┌─ Record excerpts

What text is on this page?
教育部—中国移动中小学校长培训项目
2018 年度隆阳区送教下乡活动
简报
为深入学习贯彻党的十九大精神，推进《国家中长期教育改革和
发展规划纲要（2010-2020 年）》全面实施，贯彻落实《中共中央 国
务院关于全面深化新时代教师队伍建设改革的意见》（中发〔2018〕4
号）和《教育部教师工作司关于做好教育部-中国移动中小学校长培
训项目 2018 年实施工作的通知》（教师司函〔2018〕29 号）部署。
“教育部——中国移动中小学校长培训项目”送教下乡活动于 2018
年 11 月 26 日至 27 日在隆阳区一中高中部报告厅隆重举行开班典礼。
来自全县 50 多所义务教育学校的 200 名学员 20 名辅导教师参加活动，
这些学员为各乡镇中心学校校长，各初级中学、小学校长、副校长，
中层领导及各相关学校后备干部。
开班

└─
┌─ Record excerpts

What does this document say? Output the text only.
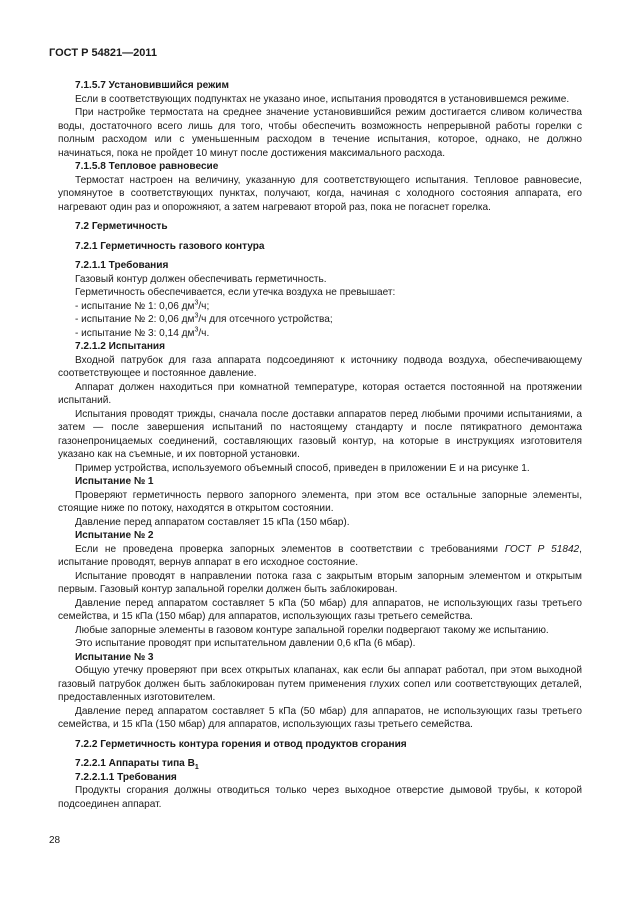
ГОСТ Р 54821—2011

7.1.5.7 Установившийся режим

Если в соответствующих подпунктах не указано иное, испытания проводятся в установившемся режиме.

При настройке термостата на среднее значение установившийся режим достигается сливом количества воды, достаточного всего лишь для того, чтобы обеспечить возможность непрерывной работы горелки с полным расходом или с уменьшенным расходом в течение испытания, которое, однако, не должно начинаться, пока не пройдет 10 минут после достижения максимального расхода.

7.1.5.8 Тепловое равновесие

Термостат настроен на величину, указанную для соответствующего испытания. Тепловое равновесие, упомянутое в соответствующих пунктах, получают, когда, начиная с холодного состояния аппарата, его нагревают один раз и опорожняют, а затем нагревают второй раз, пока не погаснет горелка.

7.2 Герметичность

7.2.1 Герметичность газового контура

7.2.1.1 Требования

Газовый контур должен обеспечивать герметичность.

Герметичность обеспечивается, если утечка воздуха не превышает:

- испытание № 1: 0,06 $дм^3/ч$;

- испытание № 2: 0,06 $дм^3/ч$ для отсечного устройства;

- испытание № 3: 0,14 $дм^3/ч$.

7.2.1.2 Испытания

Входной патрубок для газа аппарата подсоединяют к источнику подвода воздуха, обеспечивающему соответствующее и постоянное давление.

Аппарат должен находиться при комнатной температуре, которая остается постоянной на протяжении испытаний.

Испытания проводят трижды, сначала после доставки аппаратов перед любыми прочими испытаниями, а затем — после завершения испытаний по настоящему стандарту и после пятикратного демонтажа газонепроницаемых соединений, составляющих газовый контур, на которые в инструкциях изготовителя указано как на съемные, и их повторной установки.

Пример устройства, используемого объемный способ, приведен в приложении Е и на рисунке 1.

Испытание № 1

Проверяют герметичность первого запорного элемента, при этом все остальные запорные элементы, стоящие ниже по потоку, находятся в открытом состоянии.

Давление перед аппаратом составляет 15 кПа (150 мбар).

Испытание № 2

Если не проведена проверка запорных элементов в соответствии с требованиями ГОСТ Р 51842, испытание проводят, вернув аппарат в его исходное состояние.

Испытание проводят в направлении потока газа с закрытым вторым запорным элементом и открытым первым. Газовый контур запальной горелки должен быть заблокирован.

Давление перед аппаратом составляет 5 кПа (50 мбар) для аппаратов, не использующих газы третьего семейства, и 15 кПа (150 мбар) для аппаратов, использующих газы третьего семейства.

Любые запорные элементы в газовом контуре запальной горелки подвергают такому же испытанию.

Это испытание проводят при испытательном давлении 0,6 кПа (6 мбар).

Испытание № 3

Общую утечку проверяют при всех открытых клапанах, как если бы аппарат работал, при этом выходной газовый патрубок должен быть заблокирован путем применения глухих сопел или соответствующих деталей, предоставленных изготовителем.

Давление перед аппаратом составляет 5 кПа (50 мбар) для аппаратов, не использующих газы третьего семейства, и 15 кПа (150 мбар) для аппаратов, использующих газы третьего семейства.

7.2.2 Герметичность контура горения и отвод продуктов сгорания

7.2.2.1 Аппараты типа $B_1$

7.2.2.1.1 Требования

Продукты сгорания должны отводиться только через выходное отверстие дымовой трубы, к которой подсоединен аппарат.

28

└─

Using the listing above, show every line that includes the string "контура".

7.2.1 Герметичность газового контура
7.2.2 Герметичность контура горения и отвод продуктов сгорания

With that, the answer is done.